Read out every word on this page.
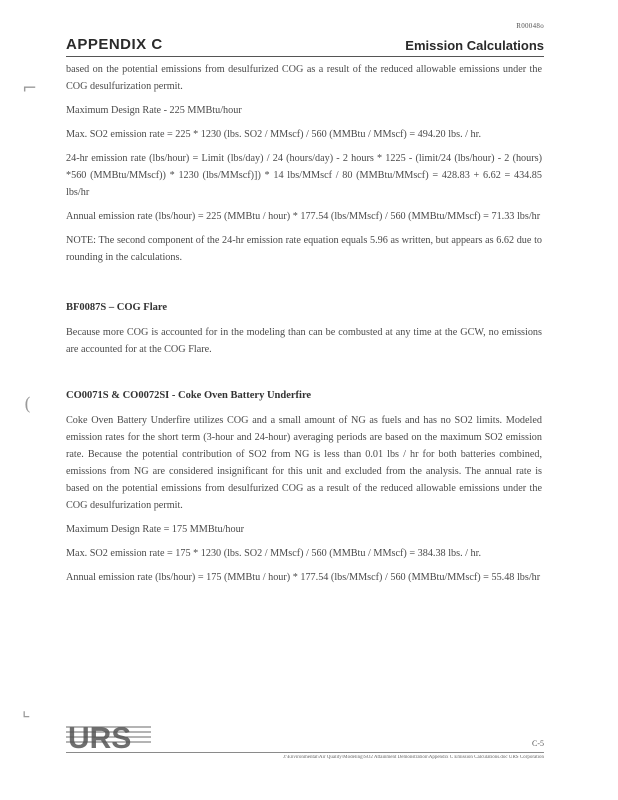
R00048o
APPENDIX C	Emission Calculations
⌐
(
⌞

based on the potential emissions from desulfurized COG as a result of the reduced allowable emissions under the COG desulfurization permit.

Maximum Design Rate - 225 MMBtu/hour

Max. SO2 emission rate = 225 * 1230 (lbs. SO2 / MMscf) / 560 (MMBtu / MMscf) = 494.20 lbs. / hr.

24-hr emission rate (lbs/hour) = Limit (lbs/day) / 24 (hours/day) - 2 hours * 1225 - (limit/24 (lbs/hour) - 2 (hours) *560 (MMBtu/MMscf)) * 1230 (lbs/MMscf)]) * 14 lbs/MMscf / 80 (MMBtu/MMscf) = 428.83 + 6.62 = 434.85 lbs/hr

Annual emission rate (lbs/hour) = 225 (MMBtu / hour) * 177.54 (lbs/MMscf) / 560 (MMBtu/MMscf) = 71.33 lbs/hr

NOTE: The second component of the 24-hr emission rate equation equals 5.96 as written, but appears as 6.62 due to rounding in the calculations.

BF0087S – COG Flare

Because more COG is accounted for in the modeling than can be combusted at any time at the GCW, no emissions are accounted for at the COG Flare.

CO0071S & CO0072SI - Coke Oven Battery Underfire

Coke Oven Battery Underfire utilizes COG and a small amount of NG as fuels and has no SO2 limits. Modeled emission rates for the short term (3-hour and 24-hour) averaging periods are based on the maximum SO2 emission rate. Because the potential contribution of SO2 from NG is less than 0.01 lbs / hr for both batteries combined, emissions from NG are considered insignificant for this unit and excluded from the analysis. The annual rate is based on the potential emissions from desulfurized COG as a result of the reduced allowable emissions under the COG desulfurization permit.

Maximum Design Rate = 175 MMBtu/hour

Max. SO2 emission rate = 175 * 1230 (lbs. SO2 / MMscf) / 560 (MMBtu / MMscf) = 384.38 lbs. / hr.

Annual emission rate (lbs/hour) = 175 (MMBtu / hour) * 177.54 (lbs/MMscf) / 560 (MMBtu/MMscf) = 55.48 lbs/hr

URS	C-5
J:\Environmental\Air Quality\Modeling\SO2 Attainment Demonstration\Appendix C Emission Calculations.doc URS Corporation
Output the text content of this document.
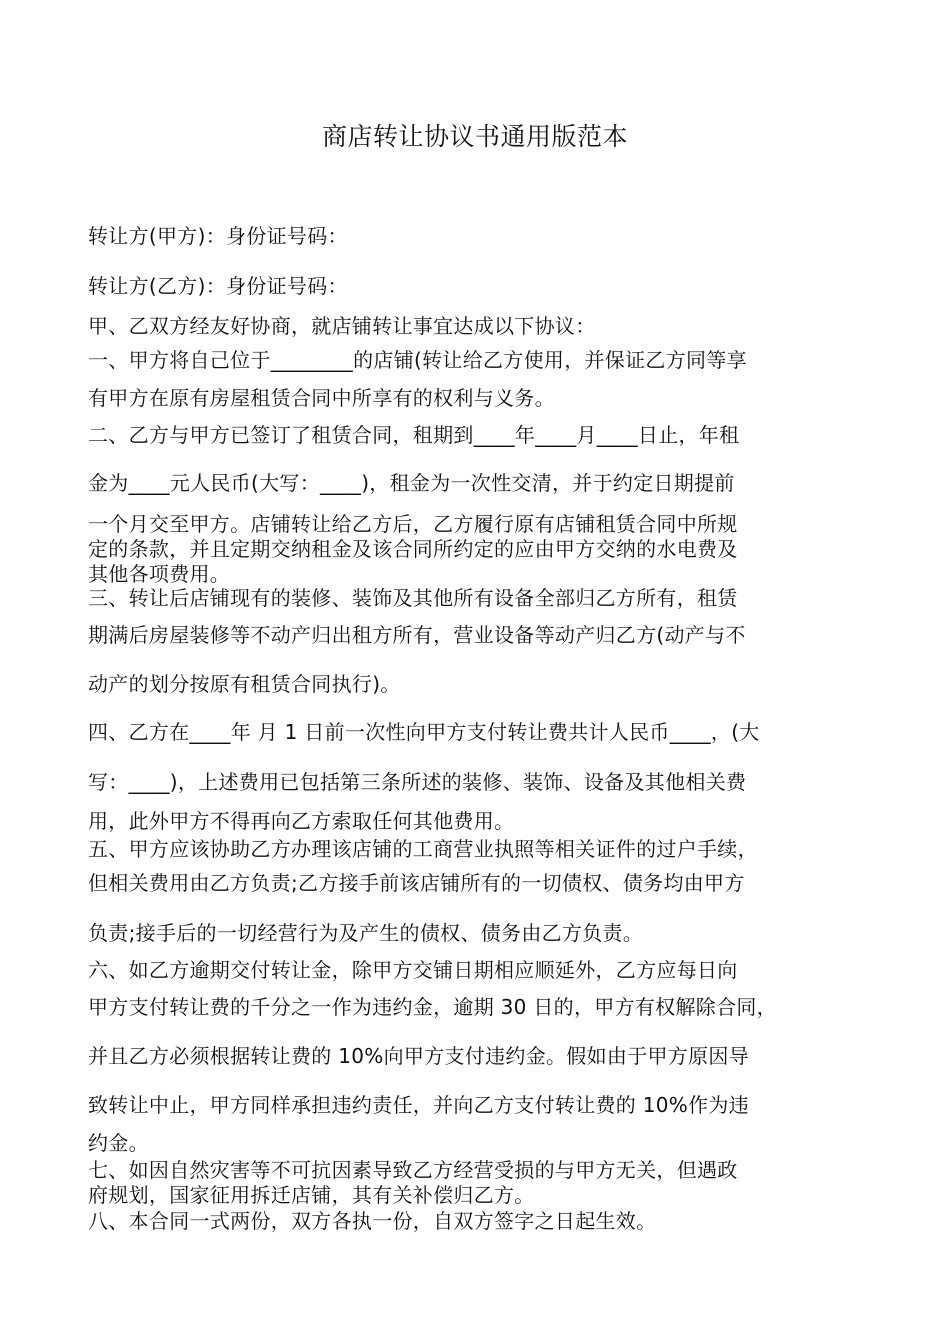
商店转让协议书通用版范本
转让方(甲方)：身份证号码：
转让方(乙方)：身份证号码：
甲、乙双方经友好协商，就店铺转让事宜达成以下协议：
一、甲方将自己位于________的店铺(转让给乙方使用，并保证乙方同等享
有甲方在原有房屋租赁合同中所享有的权利与义务。
二、乙方与甲方已签订了租赁合同，租期到____年____月____日止，年租
金为____元人民币(大写：____)，租金为一次性交清，并于约定日期提前
一个月交至甲方。店铺转让给乙方后，乙方履行原有店铺租赁合同中所规
定的条款，并且定期交纳租金及该合同所约定的应由甲方交纳的水电费及
其他各项费用。
三、转让后店铺现有的装修、装饰及其他所有设备全部归乙方所有，租赁
期满后房屋装修等不动产归出租方所有，营业设备等动产归乙方(动产与不
动产的划分按原有租赁合同执行)。
四、乙方在____年 月 1 日前一次性向甲方支付转让费共计人民币____，(大
写：____)，上述费用已包括第三条所述的装修、装饰、设备及其他相关费
用，此外甲方不得再向乙方索取任何其他费用。
五、甲方应该协助乙方办理该店铺的工商营业执照等相关证件的过户手续，
但相关费用由乙方负责;乙方接手前该店铺所有的一切债权、债务均由甲方
负责;接手后的一切经营行为及产生的债权、债务由乙方负责。
六、如乙方逾期交付转让金，除甲方交铺日期相应顺延外，乙方应每日向
甲方支付转让费的千分之一作为违约金，逾期 30 日的，甲方有权解除合同，
并且乙方必须根据转让费的 10%向甲方支付违约金。假如由于甲方原因导
致转让中止，甲方同样承担违约责任，并向乙方支付转让费的 10%作为违
约金。
七、如因自然灾害等不可抗因素导致乙方经营受损的与甲方无关，但遇政
府规划，国家征用拆迁店铺，其有关补偿归乙方。
八、本合同一式两份，双方各执一份，自双方签字之日起生效。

[What is required]
Starting at the line that contains "Output the text content of this document.", please write out every line to the end of the entries, inclusive, copied exactly and with pictures omitted.

[Answer to the task]
Output the text content of this document.
商店转让协议书通用版范本
转让方(甲方)：身份证号码：
转让方(乙方)：身份证号码：
甲、乙双方经友好协商，就店铺转让事宜达成以下协议：
一、甲方将自己位于________的店铺(转让给乙方使用，并保证乙方同等享
有甲方在原有房屋租赁合同中所享有的权利与义务。
二、乙方与甲方已签订了租赁合同，租期到____年____月____日止，年租
金为____元人民币(大写：____)，租金为一次性交清，并于约定日期提前
一个月交至甲方。店铺转让给乙方后，乙方履行原有店铺租赁合同中所规
定的条款，并且定期交纳租金及该合同所约定的应由甲方交纳的水电费及
其他各项费用。
三、转让后店铺现有的装修、装饰及其他所有设备全部归乙方所有，租赁
期满后房屋装修等不动产归出租方所有，营业设备等动产归乙方(动产与不
动产的划分按原有租赁合同执行)。
四、乙方在____年 月 1 日前一次性向甲方支付转让费共计人民币____，(大
写：____)，上述费用已包括第三条所述的装修、装饰、设备及其他相关费
用，此外甲方不得再向乙方索取任何其他费用。
五、甲方应该协助乙方办理该店铺的工商营业执照等相关证件的过户手续，
但相关费用由乙方负责;乙方接手前该店铺所有的一切债权、债务均由甲方
负责;接手后的一切经营行为及产生的债权、债务由乙方负责。
六、如乙方逾期交付转让金，除甲方交铺日期相应顺延外，乙方应每日向
甲方支付转让费的千分之一作为违约金，逾期 30 日的，甲方有权解除合同，
并且乙方必须根据转让费的 10%向甲方支付违约金。假如由于甲方原因导
致转让中止，甲方同样承担违约责任，并向乙方支付转让费的 10%作为违
约金。
七、如因自然灾害等不可抗因素导致乙方经营受损的与甲方无关，但遇政
府规划，国家征用拆迁店铺，其有关补偿归乙方。
八、本合同一式两份，双方各执一份，自双方签字之日起生效。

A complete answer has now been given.